▸ SELECTED EXCERPT:
Terms were not disclosed. The deal, which has already closed, was announced Friday.
The acquisition comes in a particularly active week for the gov tech industry, with two other mergers and a pair of significant investments being unveiled. The deals provide further evidence of the attractiveness of the market as public agencies continue to become more digital.
The deal also points to the rising popularity of tools designed for virtual meetings and the changing nature of public participation and citizen engagement — fast-moving trends that are influencing the larger gov tech world.
Even as competition increases in those areas, Swagit can manage to stand out with its technology, Rock Solid CEO Tom Spengler told Government Technology. He was the founding CEO of Granicus, a company that sells cloud-based citizen participation tools, and has much experience with streaming public meetings.
“Then Swagit came in and chose a different way to compete, (a way centered) more around a service model” and automation, he said.

▸ EXERCISES:
a: Reproduce the section of the article on the Swagit deal that opens with the words containing "The deal also" and closes with "streaming public meetings.".
b: Translate this sentence from the article on the Swagit deal into Spanish: "The deal, which has already closed, was announced Friday."
c: Please write the next part of the article on the Swagit deal, starting after its last sentence.
The data that comes next is not needed for any of this.

▸ Dataset entries:
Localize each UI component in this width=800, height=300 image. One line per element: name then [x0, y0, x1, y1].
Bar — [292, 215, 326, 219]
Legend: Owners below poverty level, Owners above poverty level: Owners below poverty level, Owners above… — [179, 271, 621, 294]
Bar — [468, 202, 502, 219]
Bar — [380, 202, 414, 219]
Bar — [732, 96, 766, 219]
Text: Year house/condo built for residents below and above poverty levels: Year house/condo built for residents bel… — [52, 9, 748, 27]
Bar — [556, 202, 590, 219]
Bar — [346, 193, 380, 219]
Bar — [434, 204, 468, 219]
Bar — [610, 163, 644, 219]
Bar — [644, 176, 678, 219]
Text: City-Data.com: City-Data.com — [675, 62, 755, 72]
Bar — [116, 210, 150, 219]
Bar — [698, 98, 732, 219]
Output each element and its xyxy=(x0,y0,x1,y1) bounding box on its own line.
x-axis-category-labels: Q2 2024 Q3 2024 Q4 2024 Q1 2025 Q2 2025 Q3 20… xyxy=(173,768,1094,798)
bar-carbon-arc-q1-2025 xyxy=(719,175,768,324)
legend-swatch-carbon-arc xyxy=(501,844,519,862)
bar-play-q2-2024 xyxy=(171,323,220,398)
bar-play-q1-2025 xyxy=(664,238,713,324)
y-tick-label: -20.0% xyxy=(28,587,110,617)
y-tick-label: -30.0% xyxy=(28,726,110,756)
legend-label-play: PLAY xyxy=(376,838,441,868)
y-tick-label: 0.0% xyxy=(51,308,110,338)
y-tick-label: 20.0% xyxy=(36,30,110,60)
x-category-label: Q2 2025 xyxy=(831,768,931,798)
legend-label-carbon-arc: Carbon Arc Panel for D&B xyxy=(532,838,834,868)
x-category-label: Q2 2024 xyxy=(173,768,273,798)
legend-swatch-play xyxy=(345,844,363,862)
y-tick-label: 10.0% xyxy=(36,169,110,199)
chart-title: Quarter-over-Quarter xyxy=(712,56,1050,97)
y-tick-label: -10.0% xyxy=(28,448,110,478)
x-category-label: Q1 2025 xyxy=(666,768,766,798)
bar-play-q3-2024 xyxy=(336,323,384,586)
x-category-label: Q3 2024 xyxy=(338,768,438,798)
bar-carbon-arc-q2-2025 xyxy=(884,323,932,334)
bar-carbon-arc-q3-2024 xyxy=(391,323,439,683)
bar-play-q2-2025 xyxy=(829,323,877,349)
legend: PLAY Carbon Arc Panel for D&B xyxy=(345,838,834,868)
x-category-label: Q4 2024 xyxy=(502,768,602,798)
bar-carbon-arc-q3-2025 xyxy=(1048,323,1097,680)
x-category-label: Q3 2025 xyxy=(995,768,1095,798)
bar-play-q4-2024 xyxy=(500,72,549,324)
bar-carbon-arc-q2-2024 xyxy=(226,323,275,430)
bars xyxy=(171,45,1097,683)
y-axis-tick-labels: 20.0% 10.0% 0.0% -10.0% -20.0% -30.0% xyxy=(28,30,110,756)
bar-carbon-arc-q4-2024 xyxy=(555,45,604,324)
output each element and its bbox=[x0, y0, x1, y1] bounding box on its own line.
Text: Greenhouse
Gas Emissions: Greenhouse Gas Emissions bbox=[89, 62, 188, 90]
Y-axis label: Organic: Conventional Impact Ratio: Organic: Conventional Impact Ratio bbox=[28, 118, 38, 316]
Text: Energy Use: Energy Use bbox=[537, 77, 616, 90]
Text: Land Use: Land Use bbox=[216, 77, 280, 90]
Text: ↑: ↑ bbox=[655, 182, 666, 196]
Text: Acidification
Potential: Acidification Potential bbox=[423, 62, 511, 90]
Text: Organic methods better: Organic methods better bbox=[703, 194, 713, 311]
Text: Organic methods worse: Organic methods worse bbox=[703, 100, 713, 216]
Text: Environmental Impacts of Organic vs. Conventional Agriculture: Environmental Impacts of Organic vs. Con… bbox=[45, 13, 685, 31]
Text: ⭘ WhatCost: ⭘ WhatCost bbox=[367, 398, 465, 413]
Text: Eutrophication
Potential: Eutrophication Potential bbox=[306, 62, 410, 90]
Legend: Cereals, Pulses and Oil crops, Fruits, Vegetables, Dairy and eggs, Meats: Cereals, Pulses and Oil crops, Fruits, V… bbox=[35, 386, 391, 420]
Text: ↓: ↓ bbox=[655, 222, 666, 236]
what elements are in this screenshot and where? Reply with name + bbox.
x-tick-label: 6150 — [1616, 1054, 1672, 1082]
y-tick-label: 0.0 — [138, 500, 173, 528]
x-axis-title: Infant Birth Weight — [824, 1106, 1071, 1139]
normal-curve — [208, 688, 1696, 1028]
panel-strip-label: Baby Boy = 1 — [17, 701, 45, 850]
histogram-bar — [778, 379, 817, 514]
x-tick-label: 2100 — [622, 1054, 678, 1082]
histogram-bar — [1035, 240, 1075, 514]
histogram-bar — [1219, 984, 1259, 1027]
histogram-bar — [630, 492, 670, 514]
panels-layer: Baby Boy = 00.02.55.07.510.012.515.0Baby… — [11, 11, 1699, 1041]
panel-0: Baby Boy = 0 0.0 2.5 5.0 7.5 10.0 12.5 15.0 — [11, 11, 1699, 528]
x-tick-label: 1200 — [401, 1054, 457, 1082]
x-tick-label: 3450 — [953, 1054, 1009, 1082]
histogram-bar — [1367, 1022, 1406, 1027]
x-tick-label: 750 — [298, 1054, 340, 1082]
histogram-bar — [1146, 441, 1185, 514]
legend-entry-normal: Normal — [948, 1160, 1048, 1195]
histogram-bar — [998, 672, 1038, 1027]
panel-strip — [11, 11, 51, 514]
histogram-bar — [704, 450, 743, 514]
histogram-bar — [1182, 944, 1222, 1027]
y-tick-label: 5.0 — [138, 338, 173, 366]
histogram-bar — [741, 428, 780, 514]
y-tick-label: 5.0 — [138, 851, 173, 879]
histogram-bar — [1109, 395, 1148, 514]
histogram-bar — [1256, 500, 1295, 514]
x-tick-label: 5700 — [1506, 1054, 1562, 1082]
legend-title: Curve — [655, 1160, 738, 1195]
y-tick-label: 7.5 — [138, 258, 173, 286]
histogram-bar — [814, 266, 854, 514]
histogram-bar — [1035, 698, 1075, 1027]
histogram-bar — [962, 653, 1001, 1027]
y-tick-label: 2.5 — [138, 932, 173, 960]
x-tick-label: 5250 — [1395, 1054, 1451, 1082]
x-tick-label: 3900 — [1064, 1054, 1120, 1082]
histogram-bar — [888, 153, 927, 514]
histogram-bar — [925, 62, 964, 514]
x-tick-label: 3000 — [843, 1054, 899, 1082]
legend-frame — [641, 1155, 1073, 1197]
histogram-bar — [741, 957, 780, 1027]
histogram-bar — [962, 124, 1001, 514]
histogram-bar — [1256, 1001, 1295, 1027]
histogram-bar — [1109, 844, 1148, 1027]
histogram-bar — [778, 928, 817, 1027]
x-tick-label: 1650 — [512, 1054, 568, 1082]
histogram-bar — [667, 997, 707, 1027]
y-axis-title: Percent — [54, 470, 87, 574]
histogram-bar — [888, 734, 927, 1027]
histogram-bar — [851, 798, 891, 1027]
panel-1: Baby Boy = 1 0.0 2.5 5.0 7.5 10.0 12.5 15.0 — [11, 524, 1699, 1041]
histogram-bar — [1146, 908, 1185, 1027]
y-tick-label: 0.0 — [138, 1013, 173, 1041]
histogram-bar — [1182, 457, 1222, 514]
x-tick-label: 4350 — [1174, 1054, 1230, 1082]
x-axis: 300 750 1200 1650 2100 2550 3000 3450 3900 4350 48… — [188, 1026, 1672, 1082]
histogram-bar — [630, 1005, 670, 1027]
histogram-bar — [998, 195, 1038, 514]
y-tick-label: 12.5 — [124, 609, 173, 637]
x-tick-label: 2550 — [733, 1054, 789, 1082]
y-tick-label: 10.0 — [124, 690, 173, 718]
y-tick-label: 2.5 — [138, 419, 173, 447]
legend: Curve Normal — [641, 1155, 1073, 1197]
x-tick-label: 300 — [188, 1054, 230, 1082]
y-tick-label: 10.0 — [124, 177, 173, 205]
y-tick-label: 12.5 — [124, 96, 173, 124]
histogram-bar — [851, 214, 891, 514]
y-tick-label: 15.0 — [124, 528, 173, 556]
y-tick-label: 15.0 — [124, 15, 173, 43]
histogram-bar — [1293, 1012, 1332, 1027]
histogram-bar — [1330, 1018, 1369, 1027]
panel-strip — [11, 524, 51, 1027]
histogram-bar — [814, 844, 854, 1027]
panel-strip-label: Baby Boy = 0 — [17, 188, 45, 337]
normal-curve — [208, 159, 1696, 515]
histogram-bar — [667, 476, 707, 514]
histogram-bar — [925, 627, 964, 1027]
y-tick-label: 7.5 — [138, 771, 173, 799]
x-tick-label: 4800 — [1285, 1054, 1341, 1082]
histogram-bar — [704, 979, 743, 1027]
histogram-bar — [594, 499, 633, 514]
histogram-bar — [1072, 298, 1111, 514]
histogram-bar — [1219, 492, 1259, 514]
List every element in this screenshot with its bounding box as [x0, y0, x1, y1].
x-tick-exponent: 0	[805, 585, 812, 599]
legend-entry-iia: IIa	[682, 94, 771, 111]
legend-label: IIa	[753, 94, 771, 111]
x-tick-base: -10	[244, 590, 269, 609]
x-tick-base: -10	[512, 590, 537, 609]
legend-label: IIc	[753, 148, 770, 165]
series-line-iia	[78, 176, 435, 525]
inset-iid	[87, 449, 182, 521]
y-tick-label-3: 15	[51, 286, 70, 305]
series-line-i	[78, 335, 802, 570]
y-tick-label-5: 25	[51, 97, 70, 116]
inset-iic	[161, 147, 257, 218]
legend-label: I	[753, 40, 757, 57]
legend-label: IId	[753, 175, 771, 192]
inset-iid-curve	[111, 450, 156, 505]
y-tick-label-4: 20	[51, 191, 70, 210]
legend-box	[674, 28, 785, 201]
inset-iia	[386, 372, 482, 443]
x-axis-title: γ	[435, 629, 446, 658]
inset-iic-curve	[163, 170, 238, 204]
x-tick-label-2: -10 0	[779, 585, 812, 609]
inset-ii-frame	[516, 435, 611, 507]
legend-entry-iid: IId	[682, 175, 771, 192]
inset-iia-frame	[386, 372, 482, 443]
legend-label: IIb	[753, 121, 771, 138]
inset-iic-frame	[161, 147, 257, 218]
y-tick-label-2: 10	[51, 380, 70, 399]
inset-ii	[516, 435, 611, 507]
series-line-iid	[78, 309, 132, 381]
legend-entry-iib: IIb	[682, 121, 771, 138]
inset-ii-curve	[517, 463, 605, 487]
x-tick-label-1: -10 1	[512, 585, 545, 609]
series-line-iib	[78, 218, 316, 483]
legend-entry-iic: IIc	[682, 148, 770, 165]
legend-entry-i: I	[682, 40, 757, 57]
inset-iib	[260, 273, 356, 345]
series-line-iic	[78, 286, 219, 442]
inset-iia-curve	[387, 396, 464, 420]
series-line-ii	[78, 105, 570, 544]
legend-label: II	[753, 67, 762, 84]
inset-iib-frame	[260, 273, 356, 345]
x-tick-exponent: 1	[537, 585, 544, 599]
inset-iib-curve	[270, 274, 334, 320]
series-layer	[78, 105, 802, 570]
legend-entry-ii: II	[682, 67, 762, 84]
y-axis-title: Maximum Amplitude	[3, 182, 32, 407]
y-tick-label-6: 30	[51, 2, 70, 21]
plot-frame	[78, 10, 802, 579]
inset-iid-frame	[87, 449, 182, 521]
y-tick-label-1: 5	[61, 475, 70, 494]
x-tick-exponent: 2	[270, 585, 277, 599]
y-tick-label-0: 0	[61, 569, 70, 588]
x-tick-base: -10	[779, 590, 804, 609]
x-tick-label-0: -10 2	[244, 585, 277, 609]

▸ ANSWER SECTION:
a:
The deal also points to the rising popularity of tools designed for virtual meetings and the changing nature of public participation and citizen engagement — fast-moving trends that are influencing the larger gov tech world.
Even as competition increases in those areas, Swagit can manage to stand out with its technology, Rock Solid CEO Tom Spengler told Government Technology. He was the founding CEO of Granicus, a company that sells cloud-based citizen participation tools, and has much experience with streaming public meetings.

b: El acuerdo, que ya se ha cerrado, se anunció el viernes.

c:
‘ADVANCED TRANSPARENCY’
The company’s technology — which Rock Solid says has “advanced transparency features” — can provide not only the livestreaming of public meetings but automated indexing, voice search for specific content in archived videos, closed captioning with clickable transcripts and remote production controls, as well as “hands-free capabilities.”
As Rock Solid more or less put it, Swagit technology is designed to be foolproof — that is, suitable for “public-sector organizations that often have limited technical resources or know-how.”
The automated technology could also appeal to agencies dealing with labor shortages, Spengler said.
Just more than a year ago, Rock Solid made its own M&A splash when it bought PrimeGov, whose products can automate the creation of public meeting agendas and also handle virtual meetings and the management of public participation. Spengler was executive chairman of PrimeGov.
The acquisition of Swagit adds to that energy at a time when use of livestreaming is growing quickly, spurred in part by a desire to socially distance during the COVID-19 pandemic.
VIRTUAL MEETING TRENDS
Since the pandemic, livestreaming has gained popularity as governments tried to keep up connections with residents during the COVID-19 lockdowns while also conforming to open meetings and public records laws. The trend has hit large and small municipalities, counties and other governing operations.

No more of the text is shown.